::: Quellauszug

Hackintosh adé

Von Ingo Richter

Nach nicht ganz einem Jahr trage ich das Experiment Hackintosh zu Grabe. Ich verstehe warum es viele Fans hat, für mich funktionierte es leider nicht.

Als ich vor einigen Wochen ein Security-Update auf meinen Arbeits-Hackintosh für OS X El Capitan installierte, ahnte ich nicht, dass es sein letztes Update sein würde. Denn das System bootete nach dem Update nicht mehr und weder konnte ich das Problem finden noch lösen und so blieb nur eine Neuinstallation. Eigentlich begann mein Experimentieren mit dem Hackintosh relativ erfolgreich.

Die Community rund um tonymacx86.com hat den Prozess, einen Hackintosh zusammenzustellen und einzurichten, grundsätzlich deutlich vereinfacht. Sie bieten nicht nur eine monatlich aktualisierte Liste mit funktionierenden Komponenten, sondern auch eine Vielzahl an Schritt-für-Schritt-Anleitungen an. Nach einer dieser Anleitungen inklusive Komponenten-Empfehlung stellte ich einen Heimarbeitsrechner zusammen und mir gelang sogar die Einrichtung von macOS Sierra. Funktionierte dieser Hackintosh problemlos? Nein. Die Soundausgabe bekam ich nicht zum Laufen und, wie auch bei dem späteren Arbeits-Hackintosh, wurde bei jedem Boot ein neuer Eintrag im Boot-Menü des BIOS hinzugefügt. Das allein war nicht so nicht schlimm, aber nervig und störend, besonders in Anbetracht des auf der zweiten SSD installierten Windows.

::::::
::: Extrahierte Daten

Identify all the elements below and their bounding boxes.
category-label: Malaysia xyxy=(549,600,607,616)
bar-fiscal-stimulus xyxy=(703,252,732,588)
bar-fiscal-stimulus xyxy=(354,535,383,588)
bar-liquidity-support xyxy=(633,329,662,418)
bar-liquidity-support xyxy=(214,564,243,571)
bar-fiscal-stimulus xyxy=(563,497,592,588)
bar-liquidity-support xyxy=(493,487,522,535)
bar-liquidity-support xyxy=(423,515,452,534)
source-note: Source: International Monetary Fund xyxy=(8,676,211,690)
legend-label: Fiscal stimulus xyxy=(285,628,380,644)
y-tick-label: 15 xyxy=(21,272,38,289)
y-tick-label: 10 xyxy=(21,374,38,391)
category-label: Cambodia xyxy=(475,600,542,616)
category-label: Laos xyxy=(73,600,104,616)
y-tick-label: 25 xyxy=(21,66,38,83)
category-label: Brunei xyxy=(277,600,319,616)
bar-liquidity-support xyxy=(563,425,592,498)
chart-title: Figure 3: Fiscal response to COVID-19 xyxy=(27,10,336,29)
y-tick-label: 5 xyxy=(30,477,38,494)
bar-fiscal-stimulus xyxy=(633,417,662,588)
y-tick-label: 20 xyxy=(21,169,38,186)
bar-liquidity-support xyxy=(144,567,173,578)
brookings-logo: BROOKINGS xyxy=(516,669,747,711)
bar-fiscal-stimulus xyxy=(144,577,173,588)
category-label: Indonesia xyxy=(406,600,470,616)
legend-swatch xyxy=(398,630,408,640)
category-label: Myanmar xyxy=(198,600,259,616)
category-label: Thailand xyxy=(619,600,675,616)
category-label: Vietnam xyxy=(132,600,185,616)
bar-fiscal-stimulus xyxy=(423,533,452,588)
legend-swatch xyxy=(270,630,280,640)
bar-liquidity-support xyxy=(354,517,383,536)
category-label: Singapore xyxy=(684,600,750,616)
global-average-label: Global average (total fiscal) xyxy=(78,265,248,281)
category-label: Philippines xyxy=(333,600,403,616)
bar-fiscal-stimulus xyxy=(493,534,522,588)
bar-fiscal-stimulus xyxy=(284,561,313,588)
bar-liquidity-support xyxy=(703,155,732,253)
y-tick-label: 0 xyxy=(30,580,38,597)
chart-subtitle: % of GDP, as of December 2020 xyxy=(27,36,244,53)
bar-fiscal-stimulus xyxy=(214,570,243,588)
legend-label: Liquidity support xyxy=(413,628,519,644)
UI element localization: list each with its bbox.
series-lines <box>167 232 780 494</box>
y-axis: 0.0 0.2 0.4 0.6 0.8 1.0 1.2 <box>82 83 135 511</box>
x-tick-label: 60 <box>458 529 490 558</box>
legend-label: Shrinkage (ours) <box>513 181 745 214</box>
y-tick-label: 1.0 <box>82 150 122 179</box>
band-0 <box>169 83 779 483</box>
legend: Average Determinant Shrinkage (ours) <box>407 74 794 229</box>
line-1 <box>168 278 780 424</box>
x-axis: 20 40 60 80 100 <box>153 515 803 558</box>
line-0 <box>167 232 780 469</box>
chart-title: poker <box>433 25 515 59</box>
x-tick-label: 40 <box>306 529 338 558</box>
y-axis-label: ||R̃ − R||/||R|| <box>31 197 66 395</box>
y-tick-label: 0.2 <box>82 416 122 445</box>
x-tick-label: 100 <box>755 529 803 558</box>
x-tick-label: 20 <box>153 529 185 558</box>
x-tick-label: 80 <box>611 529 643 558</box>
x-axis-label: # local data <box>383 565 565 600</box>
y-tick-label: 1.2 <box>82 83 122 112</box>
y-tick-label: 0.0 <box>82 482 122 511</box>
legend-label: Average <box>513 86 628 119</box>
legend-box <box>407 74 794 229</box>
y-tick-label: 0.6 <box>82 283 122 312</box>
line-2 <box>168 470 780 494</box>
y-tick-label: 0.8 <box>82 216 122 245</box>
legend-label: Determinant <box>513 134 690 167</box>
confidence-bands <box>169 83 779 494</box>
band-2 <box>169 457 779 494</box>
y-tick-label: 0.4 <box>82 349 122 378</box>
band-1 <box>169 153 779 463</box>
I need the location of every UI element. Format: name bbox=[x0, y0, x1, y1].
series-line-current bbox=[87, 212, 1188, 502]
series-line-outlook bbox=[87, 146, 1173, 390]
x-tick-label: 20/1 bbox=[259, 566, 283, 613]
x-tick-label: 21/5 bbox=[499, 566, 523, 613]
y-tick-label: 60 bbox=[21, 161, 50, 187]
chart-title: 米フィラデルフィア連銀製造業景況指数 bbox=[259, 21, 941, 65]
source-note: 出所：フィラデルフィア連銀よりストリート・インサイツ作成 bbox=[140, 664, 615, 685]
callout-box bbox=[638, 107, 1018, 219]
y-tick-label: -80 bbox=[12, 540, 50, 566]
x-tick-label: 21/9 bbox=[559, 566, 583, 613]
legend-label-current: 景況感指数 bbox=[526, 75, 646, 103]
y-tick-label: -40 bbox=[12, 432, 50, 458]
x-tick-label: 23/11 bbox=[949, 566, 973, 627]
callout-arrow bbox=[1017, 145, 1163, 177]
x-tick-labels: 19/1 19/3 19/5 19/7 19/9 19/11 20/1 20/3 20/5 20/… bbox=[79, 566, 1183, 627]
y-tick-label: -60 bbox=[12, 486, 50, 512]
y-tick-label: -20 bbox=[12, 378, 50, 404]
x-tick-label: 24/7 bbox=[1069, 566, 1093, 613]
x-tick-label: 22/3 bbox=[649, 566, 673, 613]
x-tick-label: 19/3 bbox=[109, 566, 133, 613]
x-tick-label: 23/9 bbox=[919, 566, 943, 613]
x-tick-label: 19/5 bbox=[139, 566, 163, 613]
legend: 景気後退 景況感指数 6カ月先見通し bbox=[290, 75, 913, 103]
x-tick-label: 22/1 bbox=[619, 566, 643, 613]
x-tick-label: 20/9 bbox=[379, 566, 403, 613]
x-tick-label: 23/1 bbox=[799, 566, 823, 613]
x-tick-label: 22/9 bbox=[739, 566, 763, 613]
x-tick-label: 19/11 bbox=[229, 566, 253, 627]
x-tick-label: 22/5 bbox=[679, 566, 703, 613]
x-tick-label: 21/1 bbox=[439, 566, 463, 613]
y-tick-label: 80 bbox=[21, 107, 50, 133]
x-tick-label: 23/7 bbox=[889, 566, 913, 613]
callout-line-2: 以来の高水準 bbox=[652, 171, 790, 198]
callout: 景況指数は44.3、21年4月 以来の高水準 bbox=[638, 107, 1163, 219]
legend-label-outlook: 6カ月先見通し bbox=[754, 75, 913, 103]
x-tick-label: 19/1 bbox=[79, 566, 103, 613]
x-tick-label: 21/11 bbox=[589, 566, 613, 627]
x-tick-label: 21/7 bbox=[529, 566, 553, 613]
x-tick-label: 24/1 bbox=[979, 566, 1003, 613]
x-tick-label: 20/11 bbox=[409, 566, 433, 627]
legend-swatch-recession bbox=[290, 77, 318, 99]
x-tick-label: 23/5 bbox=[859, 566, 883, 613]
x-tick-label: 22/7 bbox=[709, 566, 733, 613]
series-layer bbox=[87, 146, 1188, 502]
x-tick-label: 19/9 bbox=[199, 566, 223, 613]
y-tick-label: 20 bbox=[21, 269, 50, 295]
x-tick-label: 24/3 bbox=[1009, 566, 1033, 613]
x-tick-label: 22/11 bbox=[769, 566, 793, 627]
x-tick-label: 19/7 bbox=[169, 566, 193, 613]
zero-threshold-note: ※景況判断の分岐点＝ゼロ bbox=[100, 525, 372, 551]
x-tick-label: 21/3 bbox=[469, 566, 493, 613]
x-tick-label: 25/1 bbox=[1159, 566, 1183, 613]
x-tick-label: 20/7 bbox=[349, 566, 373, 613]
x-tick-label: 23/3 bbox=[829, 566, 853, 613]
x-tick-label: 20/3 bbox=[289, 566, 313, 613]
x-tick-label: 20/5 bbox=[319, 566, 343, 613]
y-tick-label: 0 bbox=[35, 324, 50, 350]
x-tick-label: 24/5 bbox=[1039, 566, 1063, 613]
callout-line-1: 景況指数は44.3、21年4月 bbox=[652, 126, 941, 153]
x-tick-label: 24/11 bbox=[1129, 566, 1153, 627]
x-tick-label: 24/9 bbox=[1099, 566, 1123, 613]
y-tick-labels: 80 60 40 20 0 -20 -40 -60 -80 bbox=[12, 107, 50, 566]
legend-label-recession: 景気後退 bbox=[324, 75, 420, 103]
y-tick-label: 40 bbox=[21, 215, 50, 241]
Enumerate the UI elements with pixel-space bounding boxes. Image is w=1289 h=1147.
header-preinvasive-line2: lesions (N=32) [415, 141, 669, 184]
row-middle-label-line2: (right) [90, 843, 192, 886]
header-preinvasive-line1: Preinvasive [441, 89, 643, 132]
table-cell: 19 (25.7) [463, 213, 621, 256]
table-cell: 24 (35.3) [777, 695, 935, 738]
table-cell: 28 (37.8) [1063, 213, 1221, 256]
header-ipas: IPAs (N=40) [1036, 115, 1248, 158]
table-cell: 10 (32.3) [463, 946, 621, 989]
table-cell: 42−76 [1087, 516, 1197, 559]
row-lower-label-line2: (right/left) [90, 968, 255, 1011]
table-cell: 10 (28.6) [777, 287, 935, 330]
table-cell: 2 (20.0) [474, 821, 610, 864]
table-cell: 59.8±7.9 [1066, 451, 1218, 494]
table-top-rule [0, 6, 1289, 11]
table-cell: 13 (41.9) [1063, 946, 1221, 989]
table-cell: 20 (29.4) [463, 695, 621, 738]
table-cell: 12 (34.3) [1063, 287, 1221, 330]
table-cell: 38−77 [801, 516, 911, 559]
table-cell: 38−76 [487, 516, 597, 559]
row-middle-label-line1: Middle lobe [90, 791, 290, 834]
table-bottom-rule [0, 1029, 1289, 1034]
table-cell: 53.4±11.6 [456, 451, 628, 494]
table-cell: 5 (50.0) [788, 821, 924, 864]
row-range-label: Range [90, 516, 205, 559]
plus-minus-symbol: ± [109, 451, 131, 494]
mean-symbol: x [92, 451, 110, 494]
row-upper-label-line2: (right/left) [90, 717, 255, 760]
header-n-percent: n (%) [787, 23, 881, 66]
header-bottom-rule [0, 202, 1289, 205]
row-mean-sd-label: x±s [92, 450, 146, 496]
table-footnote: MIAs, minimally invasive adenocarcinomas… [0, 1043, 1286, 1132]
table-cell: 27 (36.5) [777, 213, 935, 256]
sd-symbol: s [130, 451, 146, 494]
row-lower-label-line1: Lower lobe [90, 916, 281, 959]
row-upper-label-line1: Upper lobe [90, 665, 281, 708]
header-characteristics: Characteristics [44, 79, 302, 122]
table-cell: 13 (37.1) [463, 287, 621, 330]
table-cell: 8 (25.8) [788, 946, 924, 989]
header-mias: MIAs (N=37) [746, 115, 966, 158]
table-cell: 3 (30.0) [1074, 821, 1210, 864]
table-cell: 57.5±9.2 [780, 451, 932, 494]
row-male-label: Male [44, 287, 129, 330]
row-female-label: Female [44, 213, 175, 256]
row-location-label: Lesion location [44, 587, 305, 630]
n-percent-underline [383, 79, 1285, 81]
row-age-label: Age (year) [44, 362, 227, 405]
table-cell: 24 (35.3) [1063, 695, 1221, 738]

::::::

Aufgaben>
A) Welches Betriebssystem ließ sich laut dem Quellauszug zum Hackintosh auf dem Heimarbeitsrechner einrichten?
B) Schreibe den Quellauszug zum Hackintosh-Experiment nach seinem letzten Satz weiter.

Erwartete Ergebnisse>
A) macOS Sierra.

B)
Einige Wochen später wiederholte ich den ganzen Spaß mit dem Arbeits-Hackintosh und etwas anderen, aber eigentlich kompatiblen, Komponenten. Diesmal bekam ich ihn nicht zum Laufen bzw. bekam ich ihn nicht mit zwei Displays unter macOS Sierra zum Laufen. Eventuell wäre das bei dem anderen auch ein Problem gewesen, aber dieser musste nur mit einem 4K-Display auskommen.
Eine Neuinstallation auf das ein Jahr ältere OS X El Capitan löste das Problem mit den zwei Displays, allerdings blieben die Nachteile (Soundausgabe, Boot-Menü). Aber er lief immerhin!

Den heimischen Hackintosh stampfte ich wiederum einige Zeit später ein und arbeitete nur noch mit Windows. Der Systemwechsel zwischen macOS und Windows war beim Hackintosh problematisch und ich wollte mir die Challenge auferlegen, zu Hause nur mit Windows 10 zu arbeiten.
Der Arbeits-Hackintosh lief aber relativ problemlos, fast ein ganzes Jahr. An das Ab- und Anstöpseln des zweiten Displays bei jedem Start gewöhnte ich mich relativ schnell und die Angst vor jedem Sicherheitsupdate wurde auch kleiner.

Mit Windows 10 wurde ich jedoch nie so richtig warm. Wenn ich meine Abneigung formulieren müsste, ich würde Windows 10 im Vergleich zu macOS als unelegant bezeichnen.

Was sind die Probleme mit Hackintoshs?

Man hat keine FileVault-Verschlüsselung.

Man hat dafür ständig Update-Angst - also dass das nächste System-Update den Hackintosh lahmlegt.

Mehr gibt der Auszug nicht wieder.